# Data entries

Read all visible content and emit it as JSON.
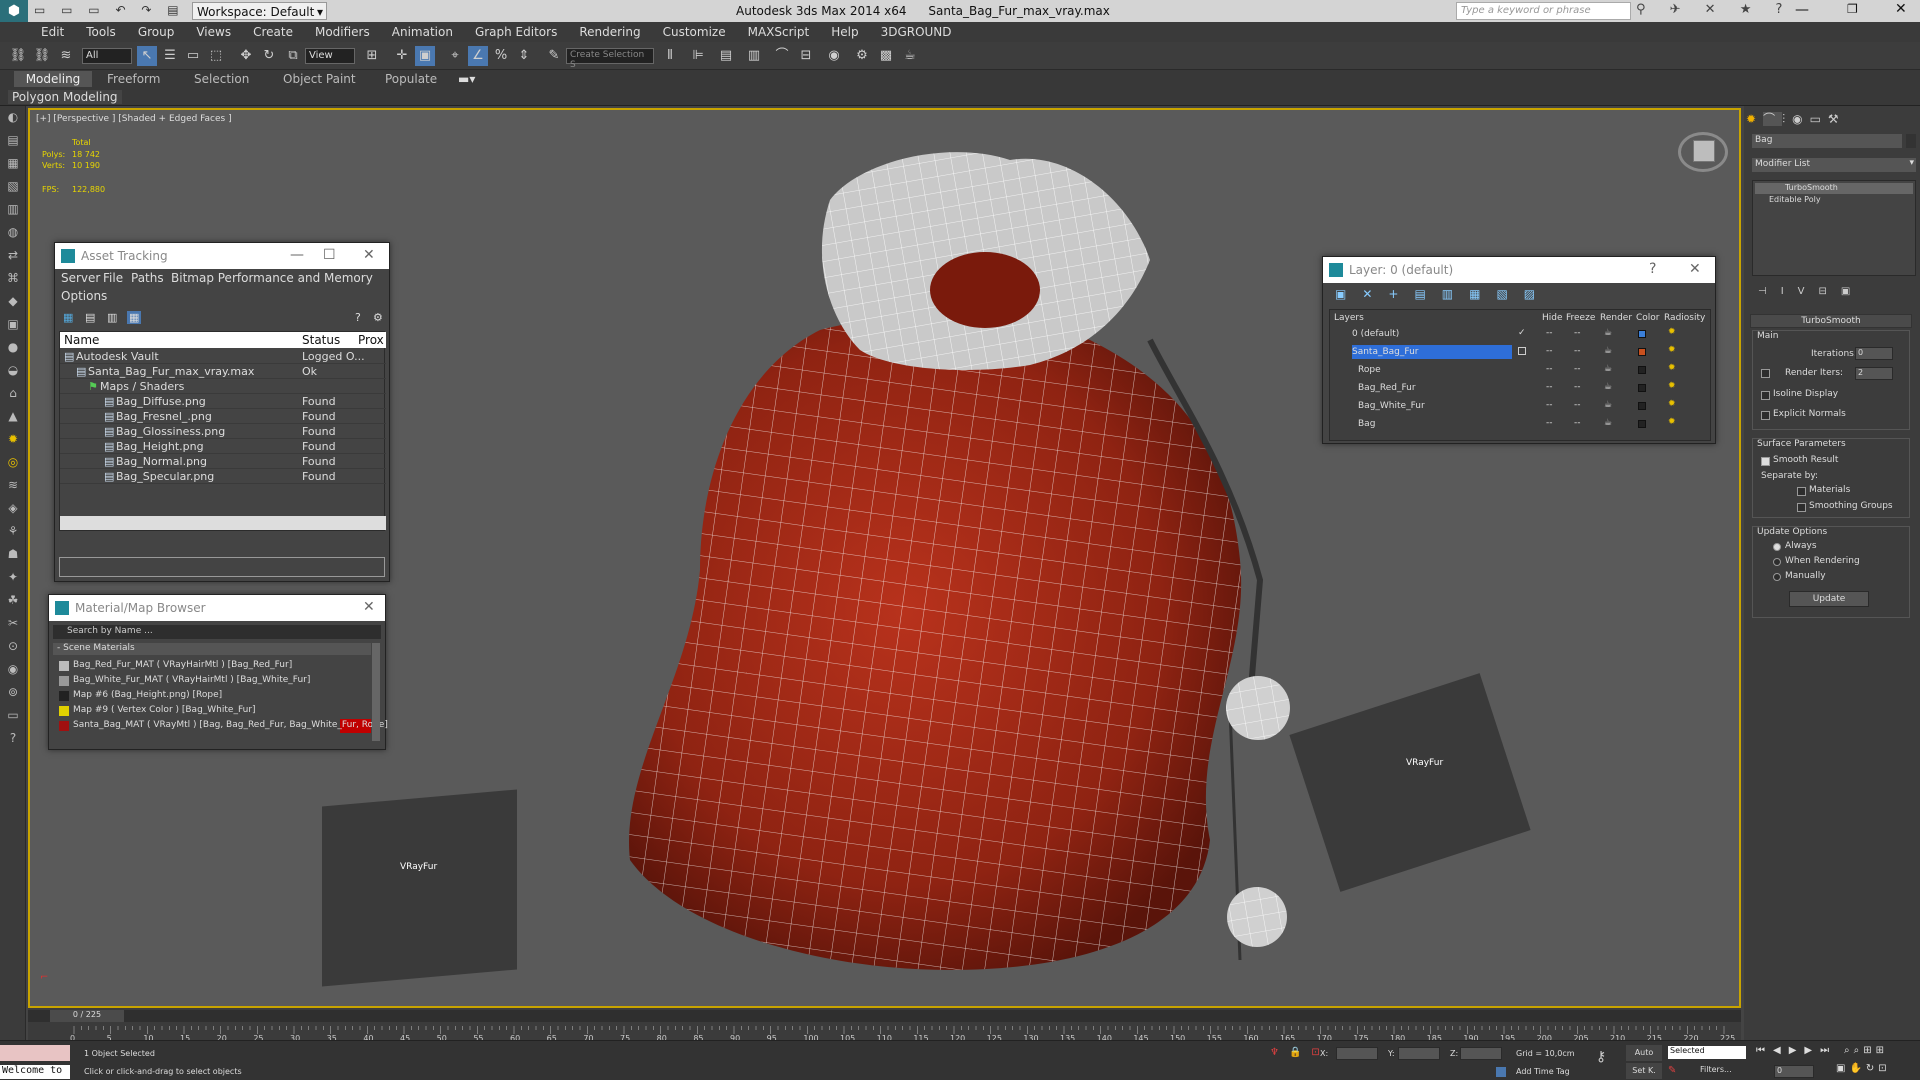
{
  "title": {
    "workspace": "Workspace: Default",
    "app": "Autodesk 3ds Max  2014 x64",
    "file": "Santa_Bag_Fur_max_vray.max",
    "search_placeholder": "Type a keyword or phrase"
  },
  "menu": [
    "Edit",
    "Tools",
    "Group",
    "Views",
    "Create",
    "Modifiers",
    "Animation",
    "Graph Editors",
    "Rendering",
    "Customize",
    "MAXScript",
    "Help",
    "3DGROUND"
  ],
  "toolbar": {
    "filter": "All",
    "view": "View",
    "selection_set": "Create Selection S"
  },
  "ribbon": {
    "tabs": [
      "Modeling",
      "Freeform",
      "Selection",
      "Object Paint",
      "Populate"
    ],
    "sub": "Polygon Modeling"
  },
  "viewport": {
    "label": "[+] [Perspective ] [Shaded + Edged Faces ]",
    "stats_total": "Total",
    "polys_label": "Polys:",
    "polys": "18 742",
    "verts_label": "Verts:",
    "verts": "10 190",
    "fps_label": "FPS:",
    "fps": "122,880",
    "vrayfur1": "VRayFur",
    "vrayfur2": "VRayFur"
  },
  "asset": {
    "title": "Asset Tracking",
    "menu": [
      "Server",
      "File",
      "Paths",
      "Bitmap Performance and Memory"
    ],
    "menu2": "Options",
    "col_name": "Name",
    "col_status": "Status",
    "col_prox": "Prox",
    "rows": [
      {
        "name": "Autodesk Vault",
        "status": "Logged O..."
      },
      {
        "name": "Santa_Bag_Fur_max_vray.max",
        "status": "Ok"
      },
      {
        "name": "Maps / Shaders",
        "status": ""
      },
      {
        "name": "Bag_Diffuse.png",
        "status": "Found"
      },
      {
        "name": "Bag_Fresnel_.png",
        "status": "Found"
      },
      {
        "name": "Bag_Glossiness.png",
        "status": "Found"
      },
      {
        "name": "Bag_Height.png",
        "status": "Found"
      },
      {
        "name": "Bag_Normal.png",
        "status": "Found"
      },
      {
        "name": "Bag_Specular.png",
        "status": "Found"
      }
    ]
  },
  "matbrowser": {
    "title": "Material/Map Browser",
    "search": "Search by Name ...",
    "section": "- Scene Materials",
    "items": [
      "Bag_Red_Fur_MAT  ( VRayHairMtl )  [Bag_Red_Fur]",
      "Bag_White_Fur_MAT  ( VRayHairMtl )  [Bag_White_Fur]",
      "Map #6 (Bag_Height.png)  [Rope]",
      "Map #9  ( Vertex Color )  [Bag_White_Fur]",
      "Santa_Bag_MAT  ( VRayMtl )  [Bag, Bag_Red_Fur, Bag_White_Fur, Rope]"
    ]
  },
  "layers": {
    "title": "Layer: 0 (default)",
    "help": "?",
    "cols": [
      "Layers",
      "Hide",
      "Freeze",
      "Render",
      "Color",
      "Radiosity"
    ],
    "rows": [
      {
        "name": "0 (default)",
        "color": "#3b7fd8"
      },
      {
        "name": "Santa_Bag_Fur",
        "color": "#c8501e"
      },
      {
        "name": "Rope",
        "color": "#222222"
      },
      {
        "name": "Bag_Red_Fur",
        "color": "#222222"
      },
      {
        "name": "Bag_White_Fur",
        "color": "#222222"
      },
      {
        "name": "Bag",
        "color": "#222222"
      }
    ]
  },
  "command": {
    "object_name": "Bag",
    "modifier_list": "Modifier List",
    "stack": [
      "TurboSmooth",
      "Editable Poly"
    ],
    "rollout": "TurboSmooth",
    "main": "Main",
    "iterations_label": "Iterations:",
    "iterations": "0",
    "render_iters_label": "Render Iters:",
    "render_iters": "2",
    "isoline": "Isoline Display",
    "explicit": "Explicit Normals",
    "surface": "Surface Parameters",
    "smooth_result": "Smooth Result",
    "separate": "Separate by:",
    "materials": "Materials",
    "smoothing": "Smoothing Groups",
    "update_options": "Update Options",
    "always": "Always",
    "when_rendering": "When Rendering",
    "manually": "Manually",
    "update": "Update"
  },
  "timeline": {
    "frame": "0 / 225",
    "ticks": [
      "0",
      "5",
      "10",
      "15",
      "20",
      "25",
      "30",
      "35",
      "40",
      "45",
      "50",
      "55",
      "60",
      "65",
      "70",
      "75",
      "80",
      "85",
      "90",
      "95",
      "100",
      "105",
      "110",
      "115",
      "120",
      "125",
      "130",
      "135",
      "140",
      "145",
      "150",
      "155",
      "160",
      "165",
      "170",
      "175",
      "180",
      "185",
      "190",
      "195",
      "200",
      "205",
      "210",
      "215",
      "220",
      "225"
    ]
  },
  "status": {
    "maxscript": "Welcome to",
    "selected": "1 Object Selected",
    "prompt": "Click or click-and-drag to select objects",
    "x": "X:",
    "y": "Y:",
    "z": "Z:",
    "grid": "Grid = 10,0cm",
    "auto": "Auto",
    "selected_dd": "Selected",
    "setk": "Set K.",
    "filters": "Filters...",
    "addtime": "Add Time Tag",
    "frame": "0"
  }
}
...
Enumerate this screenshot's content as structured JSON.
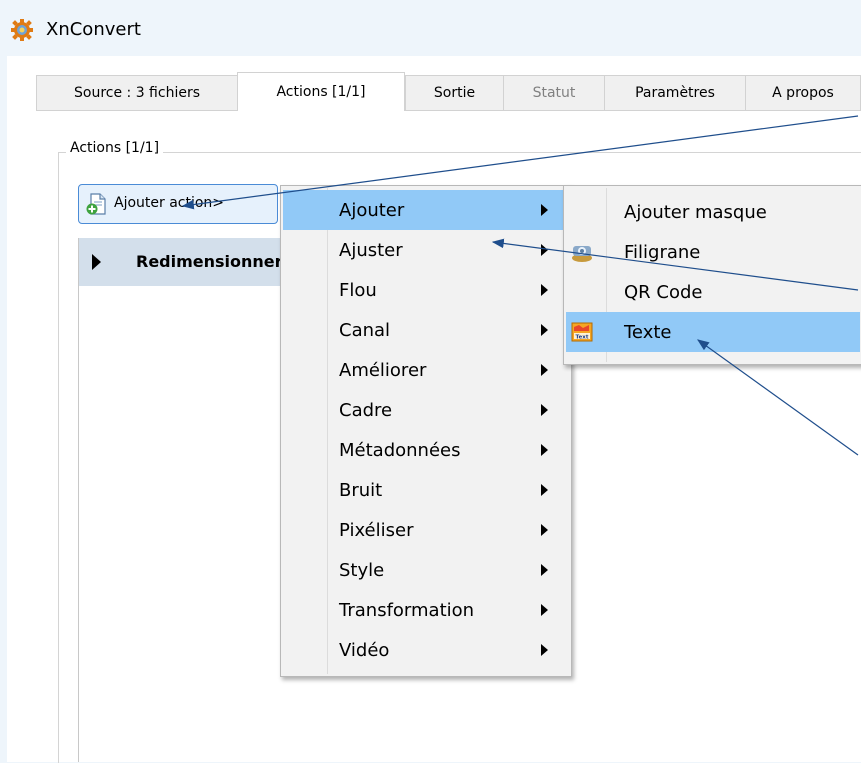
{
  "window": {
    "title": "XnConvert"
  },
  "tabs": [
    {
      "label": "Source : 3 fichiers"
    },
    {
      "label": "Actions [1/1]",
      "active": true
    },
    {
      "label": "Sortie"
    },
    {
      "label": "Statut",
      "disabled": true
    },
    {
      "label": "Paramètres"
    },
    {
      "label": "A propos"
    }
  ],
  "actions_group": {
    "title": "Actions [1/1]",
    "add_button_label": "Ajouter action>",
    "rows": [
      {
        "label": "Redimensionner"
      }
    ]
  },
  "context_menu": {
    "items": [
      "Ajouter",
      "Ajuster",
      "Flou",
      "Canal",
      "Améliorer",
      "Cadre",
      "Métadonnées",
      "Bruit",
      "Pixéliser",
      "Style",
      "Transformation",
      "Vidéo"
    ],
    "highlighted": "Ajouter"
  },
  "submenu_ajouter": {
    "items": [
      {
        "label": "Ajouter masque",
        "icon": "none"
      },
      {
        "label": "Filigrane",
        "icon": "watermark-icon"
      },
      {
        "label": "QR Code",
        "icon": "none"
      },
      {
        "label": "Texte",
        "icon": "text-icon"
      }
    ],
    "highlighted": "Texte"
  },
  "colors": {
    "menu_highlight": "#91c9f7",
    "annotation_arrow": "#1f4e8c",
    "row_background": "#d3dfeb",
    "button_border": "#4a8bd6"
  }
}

# Exercise directions
Reply with the number of lines in the material above that contain "Create", and nothing more.

# Solution to the exercise
2